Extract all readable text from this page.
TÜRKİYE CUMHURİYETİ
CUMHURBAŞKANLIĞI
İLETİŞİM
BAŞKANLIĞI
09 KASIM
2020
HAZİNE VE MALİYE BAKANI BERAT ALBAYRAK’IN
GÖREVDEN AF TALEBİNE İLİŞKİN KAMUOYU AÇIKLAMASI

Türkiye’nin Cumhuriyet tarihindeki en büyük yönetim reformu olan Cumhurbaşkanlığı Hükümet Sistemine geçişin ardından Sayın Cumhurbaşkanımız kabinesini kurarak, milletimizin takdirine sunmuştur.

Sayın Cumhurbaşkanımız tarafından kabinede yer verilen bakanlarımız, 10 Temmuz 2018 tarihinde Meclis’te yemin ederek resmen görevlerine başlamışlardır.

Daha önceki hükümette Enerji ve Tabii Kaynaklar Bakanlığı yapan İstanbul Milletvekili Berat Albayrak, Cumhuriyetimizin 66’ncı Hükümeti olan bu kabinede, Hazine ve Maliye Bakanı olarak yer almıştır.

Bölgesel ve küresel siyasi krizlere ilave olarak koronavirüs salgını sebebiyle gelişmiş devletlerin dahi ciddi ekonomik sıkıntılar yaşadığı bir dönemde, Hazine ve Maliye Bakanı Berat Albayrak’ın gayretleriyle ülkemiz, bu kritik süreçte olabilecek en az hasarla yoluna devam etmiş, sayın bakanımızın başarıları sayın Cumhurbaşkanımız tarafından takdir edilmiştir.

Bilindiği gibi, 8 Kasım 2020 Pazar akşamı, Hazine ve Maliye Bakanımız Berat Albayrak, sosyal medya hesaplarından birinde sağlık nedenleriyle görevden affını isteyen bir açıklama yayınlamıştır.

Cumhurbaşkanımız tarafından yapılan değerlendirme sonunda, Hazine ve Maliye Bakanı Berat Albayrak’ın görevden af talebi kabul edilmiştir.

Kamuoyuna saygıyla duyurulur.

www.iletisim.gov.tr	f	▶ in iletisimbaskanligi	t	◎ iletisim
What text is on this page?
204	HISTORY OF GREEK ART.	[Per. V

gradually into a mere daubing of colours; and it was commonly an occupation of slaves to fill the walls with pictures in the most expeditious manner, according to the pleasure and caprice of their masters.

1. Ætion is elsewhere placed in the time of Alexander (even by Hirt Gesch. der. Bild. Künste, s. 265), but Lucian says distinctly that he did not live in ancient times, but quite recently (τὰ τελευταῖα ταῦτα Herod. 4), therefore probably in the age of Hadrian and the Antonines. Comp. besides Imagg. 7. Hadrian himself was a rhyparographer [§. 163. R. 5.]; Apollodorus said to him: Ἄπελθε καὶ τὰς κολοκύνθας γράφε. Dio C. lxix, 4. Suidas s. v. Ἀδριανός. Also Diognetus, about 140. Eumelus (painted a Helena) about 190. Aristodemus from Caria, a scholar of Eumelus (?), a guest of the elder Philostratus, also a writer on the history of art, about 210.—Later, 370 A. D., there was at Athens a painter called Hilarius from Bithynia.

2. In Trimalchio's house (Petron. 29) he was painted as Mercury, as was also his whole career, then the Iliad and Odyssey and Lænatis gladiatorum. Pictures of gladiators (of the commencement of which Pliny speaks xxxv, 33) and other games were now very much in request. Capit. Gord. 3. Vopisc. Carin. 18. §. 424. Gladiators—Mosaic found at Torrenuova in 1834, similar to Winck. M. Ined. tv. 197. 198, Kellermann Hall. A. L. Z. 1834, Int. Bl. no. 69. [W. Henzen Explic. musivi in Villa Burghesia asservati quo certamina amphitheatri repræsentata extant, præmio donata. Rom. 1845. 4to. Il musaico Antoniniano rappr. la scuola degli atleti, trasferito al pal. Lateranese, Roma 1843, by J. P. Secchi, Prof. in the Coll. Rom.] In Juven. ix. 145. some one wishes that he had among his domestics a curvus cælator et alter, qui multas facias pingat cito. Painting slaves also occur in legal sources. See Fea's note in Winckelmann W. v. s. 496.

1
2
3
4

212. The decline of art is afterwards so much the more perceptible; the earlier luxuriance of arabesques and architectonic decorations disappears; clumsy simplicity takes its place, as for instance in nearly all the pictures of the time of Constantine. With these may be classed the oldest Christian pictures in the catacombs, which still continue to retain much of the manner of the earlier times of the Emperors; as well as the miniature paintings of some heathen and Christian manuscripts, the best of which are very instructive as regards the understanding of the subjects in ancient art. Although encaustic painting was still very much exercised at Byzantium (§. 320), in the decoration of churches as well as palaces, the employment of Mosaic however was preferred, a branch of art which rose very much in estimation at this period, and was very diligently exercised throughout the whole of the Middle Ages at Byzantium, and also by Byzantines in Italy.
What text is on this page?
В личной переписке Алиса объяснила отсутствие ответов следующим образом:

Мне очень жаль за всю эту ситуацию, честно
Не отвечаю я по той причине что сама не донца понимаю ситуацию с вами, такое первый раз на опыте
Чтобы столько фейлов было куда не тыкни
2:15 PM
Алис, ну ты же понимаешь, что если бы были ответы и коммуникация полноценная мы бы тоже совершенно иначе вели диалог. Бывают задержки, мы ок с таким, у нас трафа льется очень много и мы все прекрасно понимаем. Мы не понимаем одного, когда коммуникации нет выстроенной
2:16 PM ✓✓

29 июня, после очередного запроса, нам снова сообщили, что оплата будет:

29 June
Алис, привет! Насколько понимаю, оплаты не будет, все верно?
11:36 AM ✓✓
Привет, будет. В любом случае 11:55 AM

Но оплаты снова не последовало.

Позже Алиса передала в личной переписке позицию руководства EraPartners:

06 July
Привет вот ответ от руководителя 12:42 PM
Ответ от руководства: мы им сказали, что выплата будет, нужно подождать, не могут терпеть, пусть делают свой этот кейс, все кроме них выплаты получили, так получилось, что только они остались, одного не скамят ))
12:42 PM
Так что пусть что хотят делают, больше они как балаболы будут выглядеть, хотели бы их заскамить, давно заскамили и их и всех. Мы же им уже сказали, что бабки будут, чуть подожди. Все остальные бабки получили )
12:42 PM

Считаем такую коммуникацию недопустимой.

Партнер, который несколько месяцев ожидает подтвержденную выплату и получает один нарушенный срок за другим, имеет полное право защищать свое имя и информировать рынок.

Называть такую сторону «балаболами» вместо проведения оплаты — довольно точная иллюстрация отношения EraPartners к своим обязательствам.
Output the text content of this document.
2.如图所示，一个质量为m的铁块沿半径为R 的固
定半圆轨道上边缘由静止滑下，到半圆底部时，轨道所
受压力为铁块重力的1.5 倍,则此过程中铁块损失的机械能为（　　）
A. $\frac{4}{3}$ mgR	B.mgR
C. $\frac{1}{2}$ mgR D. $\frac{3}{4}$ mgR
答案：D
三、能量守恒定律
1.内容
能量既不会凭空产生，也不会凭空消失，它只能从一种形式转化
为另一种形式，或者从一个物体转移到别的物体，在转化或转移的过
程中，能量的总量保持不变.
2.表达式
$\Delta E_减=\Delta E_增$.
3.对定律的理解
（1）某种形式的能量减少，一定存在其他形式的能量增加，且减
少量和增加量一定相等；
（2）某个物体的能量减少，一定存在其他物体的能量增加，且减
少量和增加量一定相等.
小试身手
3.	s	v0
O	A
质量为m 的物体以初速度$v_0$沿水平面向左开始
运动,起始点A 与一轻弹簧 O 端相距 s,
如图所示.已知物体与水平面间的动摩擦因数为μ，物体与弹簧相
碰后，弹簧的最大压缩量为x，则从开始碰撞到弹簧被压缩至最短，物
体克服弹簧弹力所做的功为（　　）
* * * * * * *
*Challenge*: Go through the data above and find the lines with the word "будет". Copy each of those lines.

*Response*:
29 июня, после очередного запроса, нам снова сообщили, что оплата будет:
Алис, привет! Насколько понимаю, оплаты не будет, все верно?
Привет, будет. В любом случае 11:55 AM
Ответ от руководства: мы им сказали, что выплата будет, нужно подождать, не могут терпеть, пусть делают свой этот кейс, все кроме них выплаты получили, так получилось, что только они остались, одного не скамят ))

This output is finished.